-- START OF Material shown --
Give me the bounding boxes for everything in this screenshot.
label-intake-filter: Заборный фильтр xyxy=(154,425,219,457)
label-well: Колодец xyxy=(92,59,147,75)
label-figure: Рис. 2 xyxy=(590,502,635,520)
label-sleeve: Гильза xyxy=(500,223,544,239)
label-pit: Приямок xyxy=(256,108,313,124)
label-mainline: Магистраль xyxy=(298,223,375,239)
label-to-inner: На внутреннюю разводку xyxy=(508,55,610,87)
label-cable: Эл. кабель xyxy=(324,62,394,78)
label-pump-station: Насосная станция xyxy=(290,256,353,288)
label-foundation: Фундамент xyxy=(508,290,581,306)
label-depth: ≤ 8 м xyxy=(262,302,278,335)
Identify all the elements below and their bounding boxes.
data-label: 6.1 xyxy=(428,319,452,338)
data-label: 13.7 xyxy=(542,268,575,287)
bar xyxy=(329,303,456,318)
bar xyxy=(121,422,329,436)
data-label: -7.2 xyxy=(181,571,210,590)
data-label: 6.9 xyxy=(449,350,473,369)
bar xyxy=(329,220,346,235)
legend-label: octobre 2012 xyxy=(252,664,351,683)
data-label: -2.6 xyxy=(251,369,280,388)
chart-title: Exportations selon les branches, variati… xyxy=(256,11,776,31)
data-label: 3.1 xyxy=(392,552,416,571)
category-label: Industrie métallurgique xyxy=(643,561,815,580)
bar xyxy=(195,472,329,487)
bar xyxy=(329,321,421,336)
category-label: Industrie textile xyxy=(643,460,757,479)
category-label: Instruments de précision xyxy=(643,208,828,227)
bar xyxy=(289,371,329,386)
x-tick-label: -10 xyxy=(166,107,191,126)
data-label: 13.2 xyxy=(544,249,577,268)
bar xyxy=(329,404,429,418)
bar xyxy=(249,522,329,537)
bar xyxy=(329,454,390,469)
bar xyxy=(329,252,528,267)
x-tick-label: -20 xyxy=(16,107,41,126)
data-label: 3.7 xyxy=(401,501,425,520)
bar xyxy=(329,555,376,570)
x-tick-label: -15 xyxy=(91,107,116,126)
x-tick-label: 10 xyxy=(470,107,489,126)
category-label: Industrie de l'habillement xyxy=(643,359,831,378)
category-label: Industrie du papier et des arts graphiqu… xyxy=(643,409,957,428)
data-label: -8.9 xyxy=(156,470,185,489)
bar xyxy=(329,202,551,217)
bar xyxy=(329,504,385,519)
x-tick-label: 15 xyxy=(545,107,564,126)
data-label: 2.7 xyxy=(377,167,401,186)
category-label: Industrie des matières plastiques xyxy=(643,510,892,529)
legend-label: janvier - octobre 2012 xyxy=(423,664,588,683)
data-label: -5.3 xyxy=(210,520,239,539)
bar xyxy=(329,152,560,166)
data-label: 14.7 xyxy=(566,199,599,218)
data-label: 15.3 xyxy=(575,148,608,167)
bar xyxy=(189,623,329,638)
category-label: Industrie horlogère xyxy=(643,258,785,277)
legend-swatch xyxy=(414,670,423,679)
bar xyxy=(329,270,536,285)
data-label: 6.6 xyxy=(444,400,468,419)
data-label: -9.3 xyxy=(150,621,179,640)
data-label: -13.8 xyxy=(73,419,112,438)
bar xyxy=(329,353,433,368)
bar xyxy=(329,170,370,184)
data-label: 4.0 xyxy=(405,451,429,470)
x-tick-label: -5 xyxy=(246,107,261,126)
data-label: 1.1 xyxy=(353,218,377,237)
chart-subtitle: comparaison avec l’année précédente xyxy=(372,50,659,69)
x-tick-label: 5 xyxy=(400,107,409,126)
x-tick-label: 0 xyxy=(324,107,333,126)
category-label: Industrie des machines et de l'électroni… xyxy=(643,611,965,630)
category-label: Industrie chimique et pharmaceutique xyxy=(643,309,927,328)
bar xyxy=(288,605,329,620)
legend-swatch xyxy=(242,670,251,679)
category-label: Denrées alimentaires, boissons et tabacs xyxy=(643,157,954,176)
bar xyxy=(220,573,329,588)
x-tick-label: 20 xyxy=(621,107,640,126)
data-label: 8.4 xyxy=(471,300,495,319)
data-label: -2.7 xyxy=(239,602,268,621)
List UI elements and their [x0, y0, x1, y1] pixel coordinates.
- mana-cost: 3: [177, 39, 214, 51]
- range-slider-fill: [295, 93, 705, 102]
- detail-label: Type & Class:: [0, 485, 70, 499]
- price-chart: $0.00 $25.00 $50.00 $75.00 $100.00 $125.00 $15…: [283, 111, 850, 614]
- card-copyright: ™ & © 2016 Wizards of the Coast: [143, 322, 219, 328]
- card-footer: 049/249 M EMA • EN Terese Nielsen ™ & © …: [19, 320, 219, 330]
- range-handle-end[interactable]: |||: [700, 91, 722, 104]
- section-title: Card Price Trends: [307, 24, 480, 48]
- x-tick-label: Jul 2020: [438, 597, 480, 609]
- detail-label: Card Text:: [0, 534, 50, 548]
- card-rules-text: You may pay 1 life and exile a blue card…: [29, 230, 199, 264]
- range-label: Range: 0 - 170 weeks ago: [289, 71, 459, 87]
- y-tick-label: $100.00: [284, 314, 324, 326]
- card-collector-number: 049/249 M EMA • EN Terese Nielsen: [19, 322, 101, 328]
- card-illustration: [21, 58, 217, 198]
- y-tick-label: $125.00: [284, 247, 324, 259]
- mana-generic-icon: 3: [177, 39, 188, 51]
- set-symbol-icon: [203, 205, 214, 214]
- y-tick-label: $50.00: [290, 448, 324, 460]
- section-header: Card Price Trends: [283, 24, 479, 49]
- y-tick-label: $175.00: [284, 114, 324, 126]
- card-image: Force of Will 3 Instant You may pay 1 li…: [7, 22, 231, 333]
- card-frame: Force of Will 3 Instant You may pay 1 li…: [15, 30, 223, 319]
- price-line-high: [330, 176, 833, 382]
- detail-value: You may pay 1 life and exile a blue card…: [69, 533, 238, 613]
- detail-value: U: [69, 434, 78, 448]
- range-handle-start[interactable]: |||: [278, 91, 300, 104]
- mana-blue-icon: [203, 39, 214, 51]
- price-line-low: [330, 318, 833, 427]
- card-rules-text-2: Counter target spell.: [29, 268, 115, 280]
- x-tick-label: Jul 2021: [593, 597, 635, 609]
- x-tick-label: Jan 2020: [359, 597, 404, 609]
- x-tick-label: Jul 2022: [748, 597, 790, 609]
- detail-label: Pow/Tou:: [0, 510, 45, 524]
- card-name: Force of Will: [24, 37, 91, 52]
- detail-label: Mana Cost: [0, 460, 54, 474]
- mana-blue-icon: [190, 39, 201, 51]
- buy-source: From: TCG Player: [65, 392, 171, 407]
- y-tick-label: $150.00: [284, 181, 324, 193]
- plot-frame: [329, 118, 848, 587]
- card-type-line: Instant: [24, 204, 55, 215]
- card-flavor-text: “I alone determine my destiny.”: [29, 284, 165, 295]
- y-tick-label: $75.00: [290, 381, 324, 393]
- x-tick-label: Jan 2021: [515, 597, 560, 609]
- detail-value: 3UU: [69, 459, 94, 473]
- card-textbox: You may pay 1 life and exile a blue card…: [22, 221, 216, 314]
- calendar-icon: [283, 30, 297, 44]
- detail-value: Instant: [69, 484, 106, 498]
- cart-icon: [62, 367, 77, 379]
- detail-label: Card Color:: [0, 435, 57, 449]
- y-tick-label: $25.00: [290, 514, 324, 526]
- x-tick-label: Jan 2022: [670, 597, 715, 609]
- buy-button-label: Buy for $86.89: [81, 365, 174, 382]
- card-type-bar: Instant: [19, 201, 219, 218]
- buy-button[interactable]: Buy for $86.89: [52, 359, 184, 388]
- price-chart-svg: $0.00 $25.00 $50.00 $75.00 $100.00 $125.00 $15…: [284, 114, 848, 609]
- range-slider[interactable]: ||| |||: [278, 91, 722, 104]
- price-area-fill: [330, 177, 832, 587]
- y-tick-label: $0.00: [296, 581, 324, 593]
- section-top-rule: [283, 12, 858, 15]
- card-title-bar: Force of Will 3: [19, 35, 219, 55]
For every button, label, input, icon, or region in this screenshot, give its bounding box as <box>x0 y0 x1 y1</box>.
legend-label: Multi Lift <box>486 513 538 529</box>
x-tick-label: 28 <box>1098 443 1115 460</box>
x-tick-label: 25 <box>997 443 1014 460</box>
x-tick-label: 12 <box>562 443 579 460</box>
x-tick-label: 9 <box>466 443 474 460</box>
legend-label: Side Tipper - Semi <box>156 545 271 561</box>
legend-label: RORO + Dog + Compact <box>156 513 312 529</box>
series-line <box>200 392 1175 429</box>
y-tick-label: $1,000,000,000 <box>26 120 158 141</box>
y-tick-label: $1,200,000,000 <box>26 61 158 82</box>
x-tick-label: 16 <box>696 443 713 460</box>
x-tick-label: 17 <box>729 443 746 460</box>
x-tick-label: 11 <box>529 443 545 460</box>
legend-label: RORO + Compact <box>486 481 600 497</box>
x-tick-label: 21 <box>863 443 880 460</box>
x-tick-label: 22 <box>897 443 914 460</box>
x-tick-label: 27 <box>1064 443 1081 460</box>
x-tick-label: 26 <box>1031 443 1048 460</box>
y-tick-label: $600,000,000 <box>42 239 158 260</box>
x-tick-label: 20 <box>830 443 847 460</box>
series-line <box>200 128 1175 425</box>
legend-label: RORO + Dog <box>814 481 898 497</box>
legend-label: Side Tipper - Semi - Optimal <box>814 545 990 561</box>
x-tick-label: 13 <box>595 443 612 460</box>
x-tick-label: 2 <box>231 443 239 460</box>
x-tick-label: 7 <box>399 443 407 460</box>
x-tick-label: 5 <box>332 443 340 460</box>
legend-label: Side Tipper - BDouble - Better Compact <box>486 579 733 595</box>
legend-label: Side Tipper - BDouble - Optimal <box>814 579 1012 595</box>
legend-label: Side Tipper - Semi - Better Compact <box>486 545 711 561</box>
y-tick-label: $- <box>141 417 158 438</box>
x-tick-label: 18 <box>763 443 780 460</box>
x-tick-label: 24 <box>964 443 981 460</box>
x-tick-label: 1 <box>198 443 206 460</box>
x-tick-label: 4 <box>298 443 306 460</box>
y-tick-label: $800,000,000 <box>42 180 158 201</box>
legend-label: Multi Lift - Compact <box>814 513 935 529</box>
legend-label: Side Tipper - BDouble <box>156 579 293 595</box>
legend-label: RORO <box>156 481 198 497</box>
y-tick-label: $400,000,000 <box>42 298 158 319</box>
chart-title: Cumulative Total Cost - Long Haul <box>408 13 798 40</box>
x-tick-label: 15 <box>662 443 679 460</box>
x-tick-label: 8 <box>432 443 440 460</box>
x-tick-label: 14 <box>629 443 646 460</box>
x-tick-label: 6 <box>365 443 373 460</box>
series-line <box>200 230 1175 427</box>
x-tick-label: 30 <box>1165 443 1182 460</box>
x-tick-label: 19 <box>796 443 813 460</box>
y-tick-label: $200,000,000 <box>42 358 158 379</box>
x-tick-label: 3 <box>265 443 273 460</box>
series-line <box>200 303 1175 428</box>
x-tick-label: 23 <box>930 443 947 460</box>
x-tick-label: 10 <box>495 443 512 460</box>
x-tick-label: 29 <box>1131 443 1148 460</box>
-- END OF Material shown --
Problem to work on: Can you copy word for word the items starting at their first line and ending at the line that contains "label-pit: Приямок xyxy=(256,108,313,124)", including both of those lines?

The result:
Give me the bounding boxes for everything in this screenshot.
label-intake-filter: Заборный фильтр xyxy=(154,425,219,457)
label-well: Колодец xyxy=(92,59,147,75)
label-figure: Рис. 2 xyxy=(590,502,635,520)
label-sleeve: Гильза xyxy=(500,223,544,239)
label-pit: Приямок xyxy=(256,108,313,124)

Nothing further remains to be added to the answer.